→ **Challenge**:
Reproduce the lines below with every occurrence of "heatmap-cell" changed to "grid-cell" and nothing else altered.

→ **Stored data**:
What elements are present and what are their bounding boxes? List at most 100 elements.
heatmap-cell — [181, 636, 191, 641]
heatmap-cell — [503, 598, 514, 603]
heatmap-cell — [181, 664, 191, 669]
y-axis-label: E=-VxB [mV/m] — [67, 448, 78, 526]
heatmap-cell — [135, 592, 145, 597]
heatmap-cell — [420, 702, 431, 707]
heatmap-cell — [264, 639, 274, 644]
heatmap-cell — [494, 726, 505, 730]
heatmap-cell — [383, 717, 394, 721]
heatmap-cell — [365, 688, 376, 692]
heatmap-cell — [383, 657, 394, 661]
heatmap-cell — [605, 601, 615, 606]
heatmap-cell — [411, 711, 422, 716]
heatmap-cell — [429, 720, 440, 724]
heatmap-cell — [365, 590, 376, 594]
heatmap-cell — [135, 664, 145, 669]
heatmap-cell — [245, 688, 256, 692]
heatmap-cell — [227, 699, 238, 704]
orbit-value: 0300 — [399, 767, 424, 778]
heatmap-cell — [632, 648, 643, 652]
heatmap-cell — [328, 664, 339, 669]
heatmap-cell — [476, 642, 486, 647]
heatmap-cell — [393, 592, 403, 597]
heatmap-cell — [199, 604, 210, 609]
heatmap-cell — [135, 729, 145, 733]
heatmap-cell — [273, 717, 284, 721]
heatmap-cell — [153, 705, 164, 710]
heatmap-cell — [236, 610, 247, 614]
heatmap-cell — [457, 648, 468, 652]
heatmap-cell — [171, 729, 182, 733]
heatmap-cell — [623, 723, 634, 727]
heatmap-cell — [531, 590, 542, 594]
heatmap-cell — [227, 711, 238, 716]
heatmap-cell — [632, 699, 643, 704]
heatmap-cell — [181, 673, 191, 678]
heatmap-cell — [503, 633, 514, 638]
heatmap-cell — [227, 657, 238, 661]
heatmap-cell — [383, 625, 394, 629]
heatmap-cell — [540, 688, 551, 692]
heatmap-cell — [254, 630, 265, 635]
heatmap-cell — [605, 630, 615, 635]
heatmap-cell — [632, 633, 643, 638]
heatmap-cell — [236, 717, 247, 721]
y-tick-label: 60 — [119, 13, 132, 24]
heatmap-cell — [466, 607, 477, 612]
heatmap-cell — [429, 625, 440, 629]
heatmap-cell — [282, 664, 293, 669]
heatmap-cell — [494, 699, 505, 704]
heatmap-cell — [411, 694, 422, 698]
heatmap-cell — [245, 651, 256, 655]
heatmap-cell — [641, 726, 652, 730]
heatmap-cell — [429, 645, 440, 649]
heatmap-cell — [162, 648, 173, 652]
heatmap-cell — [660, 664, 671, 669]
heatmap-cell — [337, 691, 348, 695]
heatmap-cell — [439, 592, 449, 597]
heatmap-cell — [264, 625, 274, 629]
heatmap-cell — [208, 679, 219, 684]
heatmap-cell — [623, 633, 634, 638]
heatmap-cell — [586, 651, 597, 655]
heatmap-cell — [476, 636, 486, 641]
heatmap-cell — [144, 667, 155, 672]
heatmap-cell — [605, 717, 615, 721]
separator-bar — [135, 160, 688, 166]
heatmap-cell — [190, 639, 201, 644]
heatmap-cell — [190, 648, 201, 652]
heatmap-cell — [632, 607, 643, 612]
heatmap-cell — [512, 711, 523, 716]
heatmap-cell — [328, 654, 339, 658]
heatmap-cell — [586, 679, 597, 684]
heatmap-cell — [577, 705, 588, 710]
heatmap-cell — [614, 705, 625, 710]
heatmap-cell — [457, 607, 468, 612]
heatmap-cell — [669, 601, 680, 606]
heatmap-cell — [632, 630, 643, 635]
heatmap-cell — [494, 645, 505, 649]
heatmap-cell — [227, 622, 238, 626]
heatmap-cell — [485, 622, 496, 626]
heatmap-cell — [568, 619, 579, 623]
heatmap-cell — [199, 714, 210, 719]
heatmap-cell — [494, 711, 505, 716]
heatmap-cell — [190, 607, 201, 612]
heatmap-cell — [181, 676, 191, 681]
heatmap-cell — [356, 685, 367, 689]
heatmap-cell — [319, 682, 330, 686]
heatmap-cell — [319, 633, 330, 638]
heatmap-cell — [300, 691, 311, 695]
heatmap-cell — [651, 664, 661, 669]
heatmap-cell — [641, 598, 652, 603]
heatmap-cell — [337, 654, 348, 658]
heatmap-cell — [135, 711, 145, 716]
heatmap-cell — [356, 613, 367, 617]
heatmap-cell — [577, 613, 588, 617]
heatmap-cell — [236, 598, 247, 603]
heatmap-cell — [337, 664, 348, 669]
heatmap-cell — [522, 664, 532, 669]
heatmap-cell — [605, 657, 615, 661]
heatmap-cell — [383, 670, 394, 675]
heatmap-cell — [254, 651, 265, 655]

→ **Full response**:
What elements are present and what are their bounding boxes? List at most 100 elements.
grid-cell — [181, 636, 191, 641]
grid-cell — [503, 598, 514, 603]
grid-cell — [181, 664, 191, 669]
y-axis-label: E=-VxB [mV/m] — [67, 448, 78, 526]
grid-cell — [135, 592, 145, 597]
grid-cell — [420, 702, 431, 707]
grid-cell — [264, 639, 274, 644]
grid-cell — [494, 726, 505, 730]
grid-cell — [383, 717, 394, 721]
grid-cell — [365, 688, 376, 692]
grid-cell — [383, 657, 394, 661]
grid-cell — [605, 601, 615, 606]
grid-cell — [411, 711, 422, 716]
grid-cell — [429, 720, 440, 724]
grid-cell — [365, 590, 376, 594]
grid-cell — [135, 664, 145, 669]
grid-cell — [245, 688, 256, 692]
grid-cell — [227, 699, 238, 704]
orbit-value: 0300 — [399, 767, 424, 778]
grid-cell — [632, 648, 643, 652]
grid-cell — [328, 664, 339, 669]
grid-cell — [476, 642, 486, 647]
grid-cell — [393, 592, 403, 597]
grid-cell — [199, 604, 210, 609]
grid-cell — [135, 729, 145, 733]
grid-cell — [273, 717, 284, 721]
grid-cell — [153, 705, 164, 710]
grid-cell — [236, 610, 247, 614]
grid-cell — [457, 648, 468, 652]
grid-cell — [171, 729, 182, 733]
grid-cell — [623, 723, 634, 727]
grid-cell — [531, 590, 542, 594]
grid-cell — [227, 711, 238, 716]
grid-cell — [632, 699, 643, 704]
grid-cell — [181, 673, 191, 678]
grid-cell — [503, 633, 514, 638]
grid-cell — [227, 657, 238, 661]
grid-cell — [383, 625, 394, 629]
grid-cell — [540, 688, 551, 692]
grid-cell — [254, 630, 265, 635]
grid-cell — [605, 630, 615, 635]
grid-cell — [632, 633, 643, 638]
grid-cell — [236, 717, 247, 721]
y-tick-label: 60 — [119, 13, 132, 24]
grid-cell — [466, 607, 477, 612]
grid-cell — [429, 625, 440, 629]
grid-cell — [282, 664, 293, 669]
grid-cell — [494, 699, 505, 704]
grid-cell — [411, 694, 422, 698]
grid-cell — [245, 651, 256, 655]
grid-cell — [641, 726, 652, 730]
grid-cell — [429, 645, 440, 649]
grid-cell — [162, 648, 173, 652]
grid-cell — [660, 664, 671, 669]
grid-cell — [337, 691, 348, 695]
grid-cell — [439, 592, 449, 597]
grid-cell — [264, 625, 274, 629]
grid-cell — [208, 679, 219, 684]
grid-cell — [623, 633, 634, 638]
grid-cell — [586, 651, 597, 655]
grid-cell — [476, 636, 486, 641]
grid-cell — [144, 667, 155, 672]
grid-cell — [605, 717, 615, 721]
separator-bar — [135, 160, 688, 166]
grid-cell — [190, 639, 201, 644]
grid-cell — [190, 648, 201, 652]
grid-cell — [632, 607, 643, 612]
grid-cell — [512, 711, 523, 716]
grid-cell — [328, 654, 339, 658]
grid-cell — [586, 679, 597, 684]
grid-cell — [577, 705, 588, 710]
grid-cell — [614, 705, 625, 710]
grid-cell — [457, 607, 468, 612]
grid-cell — [669, 601, 680, 606]
grid-cell — [632, 630, 643, 635]
grid-cell — [494, 645, 505, 649]
grid-cell — [227, 622, 238, 626]
grid-cell — [485, 622, 496, 626]
grid-cell — [568, 619, 579, 623]
grid-cell — [199, 714, 210, 719]
grid-cell — [494, 711, 505, 716]
grid-cell — [190, 607, 201, 612]
grid-cell — [181, 676, 191, 681]
grid-cell — [356, 685, 367, 689]
grid-cell — [319, 682, 330, 686]
grid-cell — [319, 633, 330, 638]
grid-cell — [300, 691, 311, 695]
grid-cell — [651, 664, 661, 669]
grid-cell — [641, 598, 652, 603]
grid-cell — [337, 654, 348, 658]
grid-cell — [135, 711, 145, 716]
grid-cell — [356, 613, 367, 617]
grid-cell — [577, 613, 588, 617]
grid-cell — [236, 598, 247, 603]
grid-cell — [337, 664, 348, 669]
grid-cell — [522, 664, 532, 669]
grid-cell — [605, 657, 615, 661]
grid-cell — [383, 670, 394, 675]
grid-cell — [254, 651, 265, 655]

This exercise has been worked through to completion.